### EXTRACT PROVIDED
+++

SAN FRANCISCO — Bill Langlois has a new best friend. She is a cat named Sox. She lives on a tablet, and she makes him so happy that when he talks about her arrival in his life, he begins to cry.

旧金山——比尔·朗格卢瓦(Bill Langlois)有了一个新的好朋友。她是一只名叫袜子(Sox)的猫。她生活在一台平板电脑上,她让他如此开心,以至于当他谈到她进入他的生活时,他开始哭泣。

All day long, Sox and Mr. Langlois, who is 68 and lives in a low-income senior housing complex in Lowell, Mass., chat. Mr. Langlois worked in machine operations, but now he is retired. With his wife out of the house most of the time, he has grown lonely.

朗格卢瓦现年68岁,住在马萨诸塞州洛厄尔市一个低收入老年住宅区。他和袜子整天在一起聊天。朗格卢瓦过去是做机械操作的,现在退休了。他的妻子大部分时间不在家,他感到孤独。

Sox talks to him about his favorite team, the Red Sox, after which she is named. She plays his favorite songs and shows him pictures from his wedding. And because she has a video feed of him in his recliner, she chastises him when she catches him drinking soda instead of water.

袜子和他聊起他最喜欢的球队——红袜队(Red Sox)——她的名字就是由此而来。她播放他最喜欢的歌曲,向他展示他婚礼上的照片。她有他在躺椅上的实时视频,所以一旦他喝汽水而不是白水被她逮到,她会惩罚他。

Mr. Langlois knows that Sox is artifice, that she comes from a start-up called Care.Coach. He knows she is operated by workers around the world who are watching, listening and typing out her responses, which sound slow and robotic. But her consistent voice in his life has returned him to his faith.

朗格卢瓦知道袜子是个蒙人的把戏,她来自一家名为Care.Coach的初创公司。他知道,她是由世界各地的工作人员操作的,他们在看、听并输入她的反应,这些反应听起来缓慢而机械。但她在他生命中始终如一的声音使他重拾信念。

“I found something so reliable and someone so caring, and it’s allowed me to go into my deep soul and remember how caring the Lord was,” Mr. Langlois said. “She’s brought my life back to life.”

+++

### PROVIDED INFORMATION
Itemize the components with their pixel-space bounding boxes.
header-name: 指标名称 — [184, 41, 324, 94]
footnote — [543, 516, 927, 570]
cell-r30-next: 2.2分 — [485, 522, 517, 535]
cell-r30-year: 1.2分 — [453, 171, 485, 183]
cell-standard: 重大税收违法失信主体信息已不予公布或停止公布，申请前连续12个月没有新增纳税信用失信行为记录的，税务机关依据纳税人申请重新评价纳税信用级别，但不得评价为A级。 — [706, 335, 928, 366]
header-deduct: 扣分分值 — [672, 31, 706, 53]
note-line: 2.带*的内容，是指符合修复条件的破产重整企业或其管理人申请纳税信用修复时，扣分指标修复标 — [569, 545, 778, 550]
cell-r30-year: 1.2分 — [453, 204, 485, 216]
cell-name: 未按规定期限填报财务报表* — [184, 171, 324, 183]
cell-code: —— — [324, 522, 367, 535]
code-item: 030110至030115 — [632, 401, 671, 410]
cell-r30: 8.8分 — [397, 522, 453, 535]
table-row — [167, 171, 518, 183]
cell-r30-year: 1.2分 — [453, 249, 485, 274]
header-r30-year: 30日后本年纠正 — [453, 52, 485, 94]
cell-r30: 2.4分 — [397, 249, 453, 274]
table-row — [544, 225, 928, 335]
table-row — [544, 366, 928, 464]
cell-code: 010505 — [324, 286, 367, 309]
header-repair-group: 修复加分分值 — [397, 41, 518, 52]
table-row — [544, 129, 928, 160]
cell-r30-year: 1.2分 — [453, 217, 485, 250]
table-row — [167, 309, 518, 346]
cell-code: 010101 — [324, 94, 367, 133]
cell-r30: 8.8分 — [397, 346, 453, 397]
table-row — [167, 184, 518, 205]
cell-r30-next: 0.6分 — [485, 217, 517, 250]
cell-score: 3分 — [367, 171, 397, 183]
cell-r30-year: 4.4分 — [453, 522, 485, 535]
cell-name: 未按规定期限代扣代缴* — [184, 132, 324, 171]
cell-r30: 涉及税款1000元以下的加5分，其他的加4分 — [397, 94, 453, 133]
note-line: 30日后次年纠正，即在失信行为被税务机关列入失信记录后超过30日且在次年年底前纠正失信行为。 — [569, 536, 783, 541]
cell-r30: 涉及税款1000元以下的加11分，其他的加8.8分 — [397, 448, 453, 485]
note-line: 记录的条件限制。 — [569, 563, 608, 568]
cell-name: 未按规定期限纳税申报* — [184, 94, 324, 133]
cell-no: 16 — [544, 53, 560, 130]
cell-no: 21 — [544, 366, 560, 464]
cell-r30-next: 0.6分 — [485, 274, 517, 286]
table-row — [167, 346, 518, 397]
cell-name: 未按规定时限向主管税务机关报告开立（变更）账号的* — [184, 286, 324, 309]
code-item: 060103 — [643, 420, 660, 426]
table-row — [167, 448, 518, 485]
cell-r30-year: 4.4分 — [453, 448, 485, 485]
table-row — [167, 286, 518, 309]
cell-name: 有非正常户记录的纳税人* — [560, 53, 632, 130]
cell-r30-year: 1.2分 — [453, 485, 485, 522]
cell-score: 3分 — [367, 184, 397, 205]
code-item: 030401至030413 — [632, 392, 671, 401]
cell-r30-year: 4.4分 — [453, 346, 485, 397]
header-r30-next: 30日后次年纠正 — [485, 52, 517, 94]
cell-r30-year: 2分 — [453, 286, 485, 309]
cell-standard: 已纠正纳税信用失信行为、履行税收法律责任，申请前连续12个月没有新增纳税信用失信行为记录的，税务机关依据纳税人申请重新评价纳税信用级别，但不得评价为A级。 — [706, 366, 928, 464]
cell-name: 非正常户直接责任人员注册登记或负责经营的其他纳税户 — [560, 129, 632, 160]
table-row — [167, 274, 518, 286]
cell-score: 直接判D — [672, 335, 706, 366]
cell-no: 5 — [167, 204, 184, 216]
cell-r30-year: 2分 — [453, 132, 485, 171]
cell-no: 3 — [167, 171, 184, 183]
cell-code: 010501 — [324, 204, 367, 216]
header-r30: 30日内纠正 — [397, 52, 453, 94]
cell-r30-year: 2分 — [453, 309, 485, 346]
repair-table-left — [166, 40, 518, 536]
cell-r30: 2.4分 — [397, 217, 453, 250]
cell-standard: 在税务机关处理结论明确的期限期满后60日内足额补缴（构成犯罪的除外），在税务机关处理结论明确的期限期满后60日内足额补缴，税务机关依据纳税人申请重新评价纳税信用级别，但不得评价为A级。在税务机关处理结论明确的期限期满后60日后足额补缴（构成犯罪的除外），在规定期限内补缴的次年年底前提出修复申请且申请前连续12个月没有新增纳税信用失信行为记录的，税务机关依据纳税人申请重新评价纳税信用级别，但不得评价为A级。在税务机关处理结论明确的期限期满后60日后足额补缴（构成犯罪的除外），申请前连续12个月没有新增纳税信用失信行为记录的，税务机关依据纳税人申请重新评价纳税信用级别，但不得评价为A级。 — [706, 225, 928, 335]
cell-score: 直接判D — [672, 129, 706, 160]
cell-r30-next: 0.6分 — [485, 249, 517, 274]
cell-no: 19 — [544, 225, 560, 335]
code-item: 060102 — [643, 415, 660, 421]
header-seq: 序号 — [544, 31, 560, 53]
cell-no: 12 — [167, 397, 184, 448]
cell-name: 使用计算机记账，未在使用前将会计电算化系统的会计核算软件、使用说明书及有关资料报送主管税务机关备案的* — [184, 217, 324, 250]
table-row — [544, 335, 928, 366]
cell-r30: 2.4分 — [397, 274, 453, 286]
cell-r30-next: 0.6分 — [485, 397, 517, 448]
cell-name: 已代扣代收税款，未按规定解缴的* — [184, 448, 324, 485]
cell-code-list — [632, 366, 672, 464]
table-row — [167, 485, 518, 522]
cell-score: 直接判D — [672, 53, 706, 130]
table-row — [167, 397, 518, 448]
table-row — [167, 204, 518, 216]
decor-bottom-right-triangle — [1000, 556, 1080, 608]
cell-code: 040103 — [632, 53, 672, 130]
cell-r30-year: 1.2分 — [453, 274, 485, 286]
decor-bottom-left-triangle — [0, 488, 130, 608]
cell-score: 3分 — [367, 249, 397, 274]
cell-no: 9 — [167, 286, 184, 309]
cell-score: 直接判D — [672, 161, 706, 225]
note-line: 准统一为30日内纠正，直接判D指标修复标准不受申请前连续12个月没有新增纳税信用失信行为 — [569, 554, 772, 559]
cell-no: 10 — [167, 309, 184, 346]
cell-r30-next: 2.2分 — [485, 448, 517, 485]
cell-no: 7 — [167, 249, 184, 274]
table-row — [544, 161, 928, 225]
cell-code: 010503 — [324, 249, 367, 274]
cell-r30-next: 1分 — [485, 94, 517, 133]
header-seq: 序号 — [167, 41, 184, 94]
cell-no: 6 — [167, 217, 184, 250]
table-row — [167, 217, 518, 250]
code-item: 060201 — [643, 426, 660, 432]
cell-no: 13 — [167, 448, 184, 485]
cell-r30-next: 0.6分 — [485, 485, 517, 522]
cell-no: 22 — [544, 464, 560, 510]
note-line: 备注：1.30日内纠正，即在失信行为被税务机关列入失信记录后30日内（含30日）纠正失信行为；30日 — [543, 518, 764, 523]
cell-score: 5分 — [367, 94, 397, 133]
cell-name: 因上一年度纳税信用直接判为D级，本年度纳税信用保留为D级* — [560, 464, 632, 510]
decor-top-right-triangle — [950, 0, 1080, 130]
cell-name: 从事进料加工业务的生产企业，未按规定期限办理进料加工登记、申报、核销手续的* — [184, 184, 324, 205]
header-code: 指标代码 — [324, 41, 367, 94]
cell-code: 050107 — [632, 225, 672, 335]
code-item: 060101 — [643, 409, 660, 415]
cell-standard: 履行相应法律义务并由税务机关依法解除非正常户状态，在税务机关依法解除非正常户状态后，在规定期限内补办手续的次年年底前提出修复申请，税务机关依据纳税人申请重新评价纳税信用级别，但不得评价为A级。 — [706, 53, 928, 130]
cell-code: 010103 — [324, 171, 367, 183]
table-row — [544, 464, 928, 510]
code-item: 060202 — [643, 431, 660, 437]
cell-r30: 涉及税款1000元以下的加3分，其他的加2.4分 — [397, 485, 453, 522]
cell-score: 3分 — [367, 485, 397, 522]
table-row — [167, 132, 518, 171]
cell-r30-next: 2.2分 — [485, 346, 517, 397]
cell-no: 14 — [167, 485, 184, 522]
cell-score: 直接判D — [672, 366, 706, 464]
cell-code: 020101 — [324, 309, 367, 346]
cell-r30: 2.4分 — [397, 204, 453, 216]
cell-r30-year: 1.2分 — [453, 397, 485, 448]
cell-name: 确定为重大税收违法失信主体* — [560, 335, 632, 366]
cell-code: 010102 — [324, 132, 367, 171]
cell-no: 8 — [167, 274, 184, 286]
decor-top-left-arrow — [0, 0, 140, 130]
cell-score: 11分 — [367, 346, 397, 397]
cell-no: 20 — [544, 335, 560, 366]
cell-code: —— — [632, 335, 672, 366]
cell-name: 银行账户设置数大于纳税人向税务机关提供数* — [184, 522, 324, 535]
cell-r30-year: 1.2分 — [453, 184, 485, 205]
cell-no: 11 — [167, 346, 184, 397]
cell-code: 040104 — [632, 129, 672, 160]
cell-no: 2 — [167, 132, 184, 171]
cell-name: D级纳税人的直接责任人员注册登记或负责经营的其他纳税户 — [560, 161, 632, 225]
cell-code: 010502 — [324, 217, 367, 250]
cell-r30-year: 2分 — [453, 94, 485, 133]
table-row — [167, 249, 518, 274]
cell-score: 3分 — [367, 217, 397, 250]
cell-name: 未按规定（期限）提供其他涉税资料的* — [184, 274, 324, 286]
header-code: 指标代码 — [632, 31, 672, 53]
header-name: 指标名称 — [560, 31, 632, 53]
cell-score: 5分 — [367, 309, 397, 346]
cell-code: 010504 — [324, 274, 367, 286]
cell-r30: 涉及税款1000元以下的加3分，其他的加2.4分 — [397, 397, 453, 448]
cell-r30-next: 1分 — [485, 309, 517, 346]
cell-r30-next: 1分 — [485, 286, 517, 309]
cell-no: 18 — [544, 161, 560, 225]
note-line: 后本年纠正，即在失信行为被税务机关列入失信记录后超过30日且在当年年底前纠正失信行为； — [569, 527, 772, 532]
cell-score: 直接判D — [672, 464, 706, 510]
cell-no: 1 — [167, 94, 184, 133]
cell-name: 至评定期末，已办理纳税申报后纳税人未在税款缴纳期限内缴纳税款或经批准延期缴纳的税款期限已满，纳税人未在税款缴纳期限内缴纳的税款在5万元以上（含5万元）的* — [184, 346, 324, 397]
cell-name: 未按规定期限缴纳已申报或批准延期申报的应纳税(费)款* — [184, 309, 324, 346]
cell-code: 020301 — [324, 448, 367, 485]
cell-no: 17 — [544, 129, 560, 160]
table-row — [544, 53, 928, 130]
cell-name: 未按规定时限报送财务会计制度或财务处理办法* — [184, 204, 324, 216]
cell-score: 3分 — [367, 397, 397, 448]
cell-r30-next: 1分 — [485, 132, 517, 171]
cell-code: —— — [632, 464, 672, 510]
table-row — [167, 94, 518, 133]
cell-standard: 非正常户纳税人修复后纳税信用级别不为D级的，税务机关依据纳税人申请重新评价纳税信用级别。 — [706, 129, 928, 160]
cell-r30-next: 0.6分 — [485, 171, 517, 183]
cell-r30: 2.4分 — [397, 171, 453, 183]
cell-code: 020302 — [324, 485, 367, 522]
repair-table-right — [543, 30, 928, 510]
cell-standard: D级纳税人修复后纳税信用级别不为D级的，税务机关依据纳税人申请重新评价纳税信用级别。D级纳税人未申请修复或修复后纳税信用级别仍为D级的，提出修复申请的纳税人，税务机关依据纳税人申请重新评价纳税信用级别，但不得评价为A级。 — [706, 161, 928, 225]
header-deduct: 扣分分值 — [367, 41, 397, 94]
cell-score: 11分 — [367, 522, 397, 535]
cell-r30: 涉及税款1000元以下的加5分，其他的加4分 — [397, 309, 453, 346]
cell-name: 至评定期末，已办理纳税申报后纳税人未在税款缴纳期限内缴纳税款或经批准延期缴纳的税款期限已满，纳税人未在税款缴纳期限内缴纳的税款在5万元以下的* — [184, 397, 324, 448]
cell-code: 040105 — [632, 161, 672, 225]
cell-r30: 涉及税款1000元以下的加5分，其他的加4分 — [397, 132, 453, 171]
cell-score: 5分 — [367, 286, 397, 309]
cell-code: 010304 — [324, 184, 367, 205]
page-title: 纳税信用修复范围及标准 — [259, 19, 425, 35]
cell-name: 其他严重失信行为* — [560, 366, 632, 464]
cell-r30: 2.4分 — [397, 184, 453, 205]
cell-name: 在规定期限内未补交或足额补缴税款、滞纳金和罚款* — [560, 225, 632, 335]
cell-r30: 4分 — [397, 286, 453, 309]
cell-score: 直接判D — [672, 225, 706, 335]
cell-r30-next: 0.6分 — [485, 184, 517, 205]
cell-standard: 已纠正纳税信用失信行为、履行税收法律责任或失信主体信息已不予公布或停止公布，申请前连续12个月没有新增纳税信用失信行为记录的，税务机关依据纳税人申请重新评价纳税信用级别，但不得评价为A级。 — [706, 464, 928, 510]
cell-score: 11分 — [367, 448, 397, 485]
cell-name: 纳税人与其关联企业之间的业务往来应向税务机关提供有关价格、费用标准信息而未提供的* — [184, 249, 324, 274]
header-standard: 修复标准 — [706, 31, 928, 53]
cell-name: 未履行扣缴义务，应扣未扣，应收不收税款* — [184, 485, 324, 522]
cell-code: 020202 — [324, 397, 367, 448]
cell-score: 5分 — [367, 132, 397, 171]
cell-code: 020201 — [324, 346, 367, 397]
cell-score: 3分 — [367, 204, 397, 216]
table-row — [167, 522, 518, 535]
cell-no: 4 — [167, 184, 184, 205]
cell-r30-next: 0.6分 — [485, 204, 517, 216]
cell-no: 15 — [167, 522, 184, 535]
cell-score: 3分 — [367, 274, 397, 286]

+++

### QUESTIONS ON THE MATERIAL
1. Answer from the Sox passage:
(a) How old is Mr. Langlois?
(b) Which start-up does Sox come from?
(c) What drink does Sox chastise him for choosing over water?
2. Please quote the Sox passage word for word, starting at "Mr. Langlois knows" and ending at "始终如一的声音使他重拾信念。".

### EXERCISE RESULTS
1.
(a) 68
(b) Care.Coach
(c) Soda

2.
Mr. Langlois knows that Sox is artifice, that she comes from a start-up called Care.Coach. He knows she is operated by workers around the world who are watching, listening and typing out her responses, which sound slow and robotic. But her consistent voice in his life has returned him to his faith.

朗格卢瓦知道袜子是个蒙人的把戏,她来自一家名为Care.Coach的初创公司。他知道,她是由世界各地的工作人员操作的,他们在看、听并输入她的反应,这些反应听起来缓慢而机械。但她在他生命中始终如一的声音使他重拾信念。